(THE REQUEST) Return every line of the records that contains the string "section".

(TASK INPUT)

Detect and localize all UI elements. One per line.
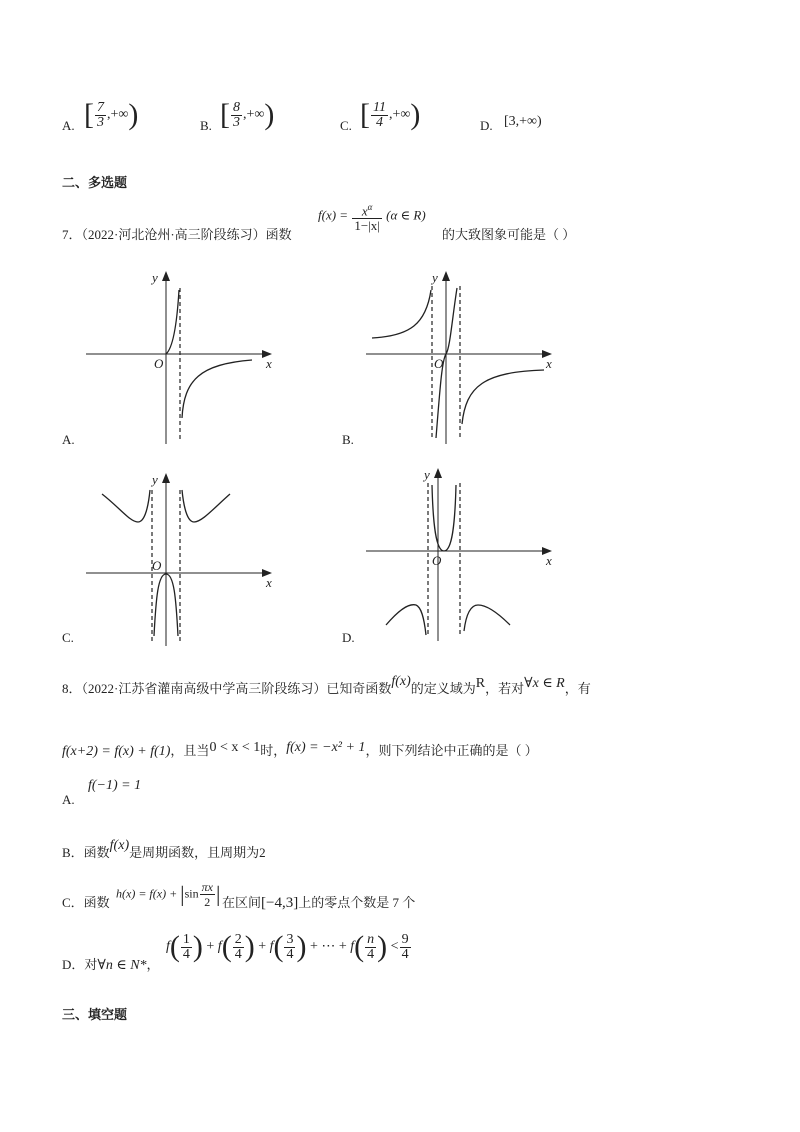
q7-a-origin-label: O xyxy=(154,356,164,371)
q7-b-x-label: x xyxy=(546,356,552,371)
q8-b-label: B．函数 xyxy=(62,845,110,860)
q7-b-origin-label: O xyxy=(434,356,444,371)
q6-b-tail: ,+∞ xyxy=(243,107,265,123)
section-heading-multiple-choice: 二、多选题 xyxy=(62,176,128,191)
q7-graph-b xyxy=(360,268,560,448)
q8-c-end: 上的零点个数是 7 个 xyxy=(298,895,416,910)
q8-eq1: f(x+2) = f(x) + f(1) xyxy=(62,744,171,759)
q8-d-t3-num: 3 xyxy=(286,931,294,947)
q7-b-y-label: y xyxy=(432,270,438,285)
q8-c-sin: sin xyxy=(184,886,199,901)
q8-d-rhs-den: 4 xyxy=(401,946,409,962)
q7-suffix: 的大致图象可能是（ ） xyxy=(442,227,576,242)
q8-forall: ∀x ∈ R xyxy=(524,676,565,691)
q8-d-tn-den: 4 xyxy=(367,946,375,962)
q8-d-t1-den: 4 xyxy=(182,946,190,962)
q7-c-y-label: y xyxy=(152,472,158,487)
q7-option-a-label: A. xyxy=(62,432,75,447)
q6-option-c: [ $\frac{11}{4}$ ,+∞) xyxy=(360,98,421,131)
q8-option-c-label: C．函数 xyxy=(62,895,110,910)
q6-option-c-label: C. xyxy=(340,118,352,133)
q6-option-a: [ $\frac{7}{3}$ ,+∞) xyxy=(84,98,139,131)
q6-option-a-label: A. xyxy=(62,118,75,133)
q6-c-den: 4 xyxy=(375,114,383,130)
q8-b-fx: f(x) xyxy=(109,838,130,853)
q8-stem-line2 xyxy=(62,740,538,760)
q7-sup: α xyxy=(367,202,373,212)
q7-d-y-label: y xyxy=(424,467,430,482)
q8-stem-line1 xyxy=(62,674,591,698)
q6-c-num: 11 xyxy=(373,99,386,115)
q6-option-b: [ $\frac{8}{3}$ ,+∞) xyxy=(220,98,275,131)
q7-graph-d xyxy=(360,465,560,645)
q8-option-d-label xyxy=(62,954,160,974)
q8-option-a: f(−1) = 1 xyxy=(88,778,142,793)
q7-option-d-label: D. xyxy=(342,630,355,645)
q7-d-origin-label: O xyxy=(432,553,442,568)
q7-option-c-label: C. xyxy=(62,630,74,645)
q7-c-origin-label: O xyxy=(152,558,162,573)
q6-a-den: 3 xyxy=(97,114,104,130)
q8-option-c-math: h(x) = f(x) + |sin $\frac{\pi x}{2}$ | xyxy=(116,880,221,909)
section-heading-fill-in: 三、填空题 xyxy=(62,1008,128,1023)
q8-fx: f(x) xyxy=(391,674,411,689)
q8-b-text: 是周期函数，且周期为2 xyxy=(129,845,266,860)
q8-end: ，有 xyxy=(564,681,591,696)
q8-l2-mid: ，且当 xyxy=(170,743,210,758)
q6-c-tail: ,+∞ xyxy=(388,107,411,123)
q7-a-y-label: y xyxy=(152,270,158,285)
q7-a-x-label: x xyxy=(266,356,272,371)
q8-d-t3-den: 4 xyxy=(286,946,294,962)
q6-b-den: 3 xyxy=(233,114,240,130)
q6-b-num: 8 xyxy=(233,99,240,115)
q6-b-close: ) xyxy=(264,98,275,131)
q6-option-d: [3,+∞) xyxy=(504,114,542,129)
q8-mid2: ，若对 xyxy=(485,681,525,696)
q8-option-b xyxy=(62,838,266,862)
q8-d-rhs-num: 9 xyxy=(401,931,409,947)
q8-eq2: f(x) = −x² + 1 xyxy=(286,740,366,755)
q8-option-a-label: A. xyxy=(62,792,75,807)
q7-option-b-label: B. xyxy=(342,432,354,447)
q8-c-den: 2 xyxy=(204,895,211,909)
q8-option-d-sum: f( $\frac{1}{4}$ ) + f( $\frac{2}{4}$ ) + f( $\frac{3}{4}$ ) + ⋯ + f( $\frac{n}{4}$ ) < $\frac{9}{4}$ xyxy=(166,930,409,963)
q6-option-b-label: B. xyxy=(200,118,212,133)
q8-cond: 0 < x < 1 xyxy=(209,740,261,755)
q7-graph-c xyxy=(80,470,280,650)
q8-option-c-rest xyxy=(222,892,415,912)
q7-prefix: 7．（2022·河北沧州·高三阶段练习）函数 xyxy=(62,227,292,242)
q6-a-num: 7 xyxy=(97,99,104,115)
q7-f: f(x) = xyxy=(318,207,349,223)
q7-den: 1−|x| xyxy=(354,218,380,234)
q8-d-label: D．对 xyxy=(62,957,98,972)
q8-c-mid: 在区间 xyxy=(222,895,262,910)
q8-c-interval: [−4,3] xyxy=(261,895,299,911)
q8-d-t2-den: 4 xyxy=(234,946,242,962)
q8-mid: 的定义域为 xyxy=(410,681,476,696)
q7-d-x-label: x xyxy=(546,553,552,568)
q6-a-tail: ,+∞ xyxy=(107,107,129,123)
q7-function xyxy=(318,200,426,233)
q6-a-close: ) xyxy=(128,98,139,131)
q8-d-t2-num: 2 xyxy=(234,931,242,947)
q8-l2-mid2: 时， xyxy=(260,743,287,758)
q8-R: R xyxy=(475,676,486,691)
q8-c-num: πx xyxy=(201,880,213,894)
q7-num: x xyxy=(361,203,368,219)
q8-d-tn-num: n xyxy=(367,931,375,947)
q6-option-d-label: D. xyxy=(480,118,493,133)
q6-c-close: ) xyxy=(410,98,421,131)
q7-graph-a xyxy=(80,268,280,448)
q8-c-h: h(x) = f(x) + xyxy=(116,886,181,901)
q8-d-forall: ∀n ∈ N* xyxy=(97,958,147,973)
q8-d-comma: ， xyxy=(146,957,160,972)
q8-prefix: 8．（2022·江苏省灌南高级中学高三阶段练习）已知奇函数 xyxy=(62,681,392,696)
q7-cond: (α ∈ R) xyxy=(386,207,426,223)
q8-l2-end: ，则下列结论中正确的是（ ） xyxy=(365,743,538,758)
q8-d-t1-num: 1 xyxy=(182,931,190,947)
q7-c-x-label: x xyxy=(266,575,272,590)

(EXPECTED ANSWER)
section-heading-multiple-choice: 二、多选题 xyxy=(62,176,128,191)
section-heading-fill-in: 三、填空题 xyxy=(62,1008,128,1023)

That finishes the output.